[EXERCISE] Restate the full listing word for word and leave the pictures out.

[RECORDS TO PROCESS]
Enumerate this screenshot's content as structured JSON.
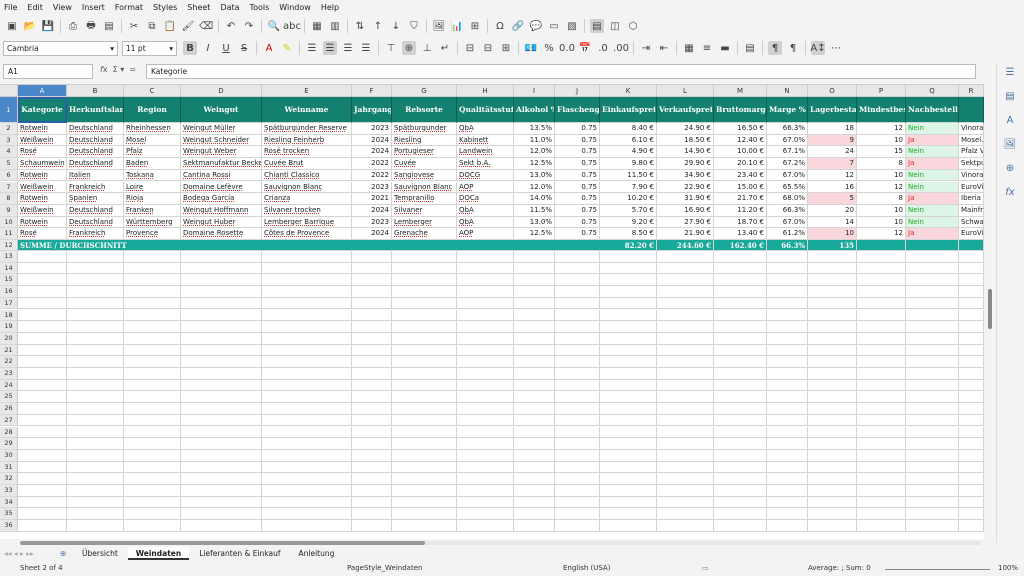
{
  "menu": [
    "File",
    "Edit",
    "View",
    "Insert",
    "Format",
    "Styles",
    "Sheet",
    "Data",
    "Tools",
    "Window",
    "Help"
  ],
  "toolbar": {
    "font_name": "Cambria",
    "font_size": "11 pt"
  },
  "formula": {
    "cell_ref": "A1",
    "content": "Kategorie"
  },
  "columns": [
    {
      "letter": "A",
      "w": 49,
      "sel": true
    },
    {
      "letter": "B",
      "w": 57
    },
    {
      "letter": "C",
      "w": 57
    },
    {
      "letter": "D",
      "w": 81
    },
    {
      "letter": "E",
      "w": 90
    },
    {
      "letter": "F",
      "w": 40
    },
    {
      "letter": "G",
      "w": 65
    },
    {
      "letter": "H",
      "w": 57
    },
    {
      "letter": "I",
      "w": 41
    },
    {
      "letter": "J",
      "w": 45
    },
    {
      "letter": "K",
      "w": 57
    },
    {
      "letter": "L",
      "w": 57
    },
    {
      "letter": "M",
      "w": 53
    },
    {
      "letter": "N",
      "w": 41
    },
    {
      "letter": "O",
      "w": 49
    },
    {
      "letter": "P",
      "w": 49
    },
    {
      "letter": "Q",
      "w": 53
    },
    {
      "letter": "R",
      "w": 25
    }
  ],
  "headers": [
    "Kategorie",
    "Herkunftsland",
    "Region",
    "Weingut",
    "Weinname",
    "Jahrgang",
    "Rebsorte",
    "Qualitätsstufe",
    "Alkohol %",
    "Flaschengröße",
    "Einkaufspreis",
    "Verkaufspreis",
    "Bruttomarge €",
    "Marge %",
    "Lagerbestand",
    "Mindestbestand",
    "Nachbestellen",
    ""
  ],
  "rows": [
    [
      "Rotwein",
      "Deutschland",
      "Rheinhessen",
      "Weingut Müller",
      "Spätburgunder Reserve",
      "2023",
      "Spätburgunder",
      "QbA",
      "13.5%",
      "0.75",
      "8.40 €",
      "24.90 €",
      "16.50 €",
      "66.3%",
      "18",
      "12",
      "Nein",
      "Vinorama"
    ],
    [
      "Weißwein",
      "Deutschland",
      "Mosel",
      "Weingut Schneider",
      "Riesling Feinherb",
      "2024",
      "Riesling",
      "Kabinett",
      "11.0%",
      "0.75",
      "6.10 €",
      "18.50 €",
      "12.40 €",
      "67.0%",
      "9",
      "10",
      "Ja",
      "Mosel..."
    ],
    [
      "Rosé",
      "Deutschland",
      "Pfalz",
      "Weingut Weber",
      "Rosé trocken",
      "2024",
      "Portugieser",
      "Landwein",
      "12.0%",
      "0.75",
      "4.90 €",
      "14.90 €",
      "10.00 €",
      "67.1%",
      "24",
      "15",
      "Nein",
      "Pfalz Vi"
    ],
    [
      "Schaumwein",
      "Deutschland",
      "Baden",
      "Sektmanufaktur Becker",
      "Cuvée Brut",
      "2022",
      "Cuvée",
      "Sekt b.A.",
      "12.5%",
      "0.75",
      "9.80 €",
      "29.90 €",
      "20.10 €",
      "67.2%",
      "7",
      "8",
      "Ja",
      "Sektpu"
    ],
    [
      "Rotwein",
      "Italien",
      "Toskana",
      "Cantina Rossi",
      "Chianti Classico",
      "2022",
      "Sangiovese",
      "DOCG",
      "13.0%",
      "0.75",
      "11.50 €",
      "34.90 €",
      "23.40 €",
      "67.0%",
      "12",
      "10",
      "Nein",
      "Vinorama"
    ],
    [
      "Weißwein",
      "Frankreich",
      "Loire",
      "Domaine Lefèvre",
      "Sauvignon Blanc",
      "2023",
      "Sauvignon Blanc",
      "AOP",
      "12.0%",
      "0.75",
      "7.90 €",
      "22.90 €",
      "15.00 €",
      "65.5%",
      "16",
      "12",
      "Nein",
      "EuroVi"
    ],
    [
      "Rotwein",
      "Spanien",
      "Rioja",
      "Bodega García",
      "Crianza",
      "2021",
      "Tempranillo",
      "DOCa",
      "14.0%",
      "0.75",
      "10.20 €",
      "31.90 €",
      "21.70 €",
      "68.0%",
      "5",
      "8",
      "Ja",
      "Iberia T"
    ],
    [
      "Weißwein",
      "Deutschland",
      "Franken",
      "Weingut Hoffmann",
      "Silvaner trocken",
      "2024",
      "Silvaner",
      "QbA",
      "11.5%",
      "0.75",
      "5.70 €",
      "16.90 €",
      "11.20 €",
      "66.3%",
      "20",
      "10",
      "Nein",
      "Mainfr"
    ],
    [
      "Rotwein",
      "Deutschland",
      "Württemberg",
      "Weingut Huber",
      "Lemberger Barrique",
      "2023",
      "Lemberger",
      "QbA",
      "13.0%",
      "0.75",
      "9.20 €",
      "27.90 €",
      "18.70 €",
      "67.0%",
      "14",
      "10",
      "Nein",
      "Schwa"
    ],
    [
      "Rosé",
      "Frankreich",
      "Provence",
      "Domaine Rosette",
      "Côtes de Provence",
      "2024",
      "Grenache",
      "AOP",
      "12.5%",
      "0.75",
      "8.50 €",
      "21.90 €",
      "13.40 €",
      "61.2%",
      "10",
      "12",
      "Ja",
      "EuroVi"
    ]
  ],
  "summary": {
    "label": "SUMME / DURCHSCHNITT",
    "k": "82.20 €",
    "l": "244.60 €",
    "m": "162.40 €",
    "n": "66.3%",
    "o": "135"
  },
  "sheets": [
    "Übersicht",
    "Weindaten",
    "Lieferanten & Einkauf",
    "Anleitung"
  ],
  "status": {
    "sheet": "Sheet 2 of 4",
    "style": "PageStyle_Weindaten",
    "lang": "English (USA)",
    "calc": "Average: ; Sum: 0",
    "zoom": "100%"
  },
  "colors": {
    "header": "#14806f",
    "summary": "#18a99a",
    "selection": "#4a86c8",
    "ja": "#dd2222",
    "nein": "#22aa22"
  }
}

[OUTPUT OF THE EXERCISE]
Enumerate this screenshot's content as structured JSON.
{
  "menu": [
    "File",
    "Edit",
    "View",
    "Insert",
    "Format",
    "Styles",
    "Sheet",
    "Data",
    "Tools",
    "Window",
    "Help"
  ],
  "toolbar": {
    "font_name": "Cambria",
    "font_size": "11 pt"
  },
  "formula": {
    "cell_ref": "A1",
    "content": "Kategorie"
  },
  "columns": [
    {
      "letter": "A",
      "w": 49,
      "sel": true
    },
    {
      "letter": "B",
      "w": 57
    },
    {
      "letter": "C",
      "w": 57
    },
    {
      "letter": "D",
      "w": 81
    },
    {
      "letter": "E",
      "w": 90
    },
    {
      "letter": "F",
      "w": 40
    },
    {
      "letter": "G",
      "w": 65
    },
    {
      "letter": "H",
      "w": 57
    },
    {
      "letter": "I",
      "w": 41
    },
    {
      "letter": "J",
      "w": 45
    },
    {
      "letter": "K",
      "w": 57
    },
    {
      "letter": "L",
      "w": 57
    },
    {
      "letter": "M",
      "w": 53
    },
    {
      "letter": "N",
      "w": 41
    },
    {
      "letter": "O",
      "w": 49
    },
    {
      "letter": "P",
      "w": 49
    },
    {
      "letter": "Q",
      "w": 53
    },
    {
      "letter": "R",
      "w": 25
    }
  ],
  "headers": [
    "Kategorie",
    "Herkunftsland",
    "Region",
    "Weingut",
    "Weinname",
    "Jahrgang",
    "Rebsorte",
    "Qualitätsstufe",
    "Alkohol %",
    "Flaschengröße",
    "Einkaufspreis",
    "Verkaufspreis",
    "Bruttomarge €",
    "Marge %",
    "Lagerbestand",
    "Mindestbestand",
    "Nachbestellen",
    ""
  ],
  "rows": [
    [
      "Rotwein",
      "Deutschland",
      "Rheinhessen",
      "Weingut Müller",
      "Spätburgunder Reserve",
      "2023",
      "Spätburgunder",
      "QbA",
      "13.5%",
      "0.75",
      "8.40 €",
      "24.90 €",
      "16.50 €",
      "66.3%",
      "18",
      "12",
      "Nein",
      "Vinorama"
    ],
    [
      "Weißwein",
      "Deutschland",
      "Mosel",
      "Weingut Schneider",
      "Riesling Feinherb",
      "2024",
      "Riesling",
      "Kabinett",
      "11.0%",
      "0.75",
      "6.10 €",
      "18.50 €",
      "12.40 €",
      "67.0%",
      "9",
      "10",
      "Ja",
      "Mosel..."
    ],
    [
      "Rosé",
      "Deutschland",
      "Pfalz",
      "Weingut Weber",
      "Rosé trocken",
      "2024",
      "Portugieser",
      "Landwein",
      "12.0%",
      "0.75",
      "4.90 €",
      "14.90 €",
      "10.00 €",
      "67.1%",
      "24",
      "15",
      "Nein",
      "Pfalz Vi"
    ],
    [
      "Schaumwein",
      "Deutschland",
      "Baden",
      "Sektmanufaktur Becker",
      "Cuvée Brut",
      "2022",
      "Cuvée",
      "Sekt b.A.",
      "12.5%",
      "0.75",
      "9.80 €",
      "29.90 €",
      "20.10 €",
      "67.2%",
      "7",
      "8",
      "Ja",
      "Sektpu"
    ],
    [
      "Rotwein",
      "Italien",
      "Toskana",
      "Cantina Rossi",
      "Chianti Classico",
      "2022",
      "Sangiovese",
      "DOCG",
      "13.0%",
      "0.75",
      "11.50 €",
      "34.90 €",
      "23.40 €",
      "67.0%",
      "12",
      "10",
      "Nein",
      "Vinorama"
    ],
    [
      "Weißwein",
      "Frankreich",
      "Loire",
      "Domaine Lefèvre",
      "Sauvignon Blanc",
      "2023",
      "Sauvignon Blanc",
      "AOP",
      "12.0%",
      "0.75",
      "7.90 €",
      "22.90 €",
      "15.00 €",
      "65.5%",
      "16",
      "12",
      "Nein",
      "EuroVi"
    ],
    [
      "Rotwein",
      "Spanien",
      "Rioja",
      "Bodega García",
      "Crianza",
      "2021",
      "Tempranillo",
      "DOCa",
      "14.0%",
      "0.75",
      "10.20 €",
      "31.90 €",
      "21.70 €",
      "68.0%",
      "5",
      "8",
      "Ja",
      "Iberia T"
    ],
    [
      "Weißwein",
      "Deutschland",
      "Franken",
      "Weingut Hoffmann",
      "Silvaner trocken",
      "2024",
      "Silvaner",
      "QbA",
      "11.5%",
      "0.75",
      "5.70 €",
      "16.90 €",
      "11.20 €",
      "66.3%",
      "20",
      "10",
      "Nein",
      "Mainfr"
    ],
    [
      "Rotwein",
      "Deutschland",
      "Württemberg",
      "Weingut Huber",
      "Lemberger Barrique",
      "2023",
      "Lemberger",
      "QbA",
      "13.0%",
      "0.75",
      "9.20 €",
      "27.90 €",
      "18.70 €",
      "67.0%",
      "14",
      "10",
      "Nein",
      "Schwa"
    ],
    [
      "Rosé",
      "Frankreich",
      "Provence",
      "Domaine Rosette",
      "Côtes de Provence",
      "2024",
      "Grenache",
      "AOP",
      "12.5%",
      "0.75",
      "8.50 €",
      "21.90 €",
      "13.40 €",
      "61.2%",
      "10",
      "12",
      "Ja",
      "EuroVi"
    ]
  ],
  "summary": {
    "label": "SUMME / DURCHSCHNITT",
    "k": "82.20 €",
    "l": "244.60 €",
    "m": "162.40 €",
    "n": "66.3%",
    "o": "135"
  },
  "sheets": [
    "Übersicht",
    "Weindaten",
    "Lieferanten & Einkauf",
    "Anleitung"
  ],
  "status": {
    "sheet": "Sheet 2 of 4",
    "style": "PageStyle_Weindaten",
    "lang": "English (USA)",
    "calc": "Average: ; Sum: 0",
    "zoom": "100%"
  },
  "colors": {
    "header": "#14806f",
    "summary": "#18a99a",
    "selection": "#4a86c8",
    "ja": "#dd2222",
    "nein": "#22aa22"
  }
}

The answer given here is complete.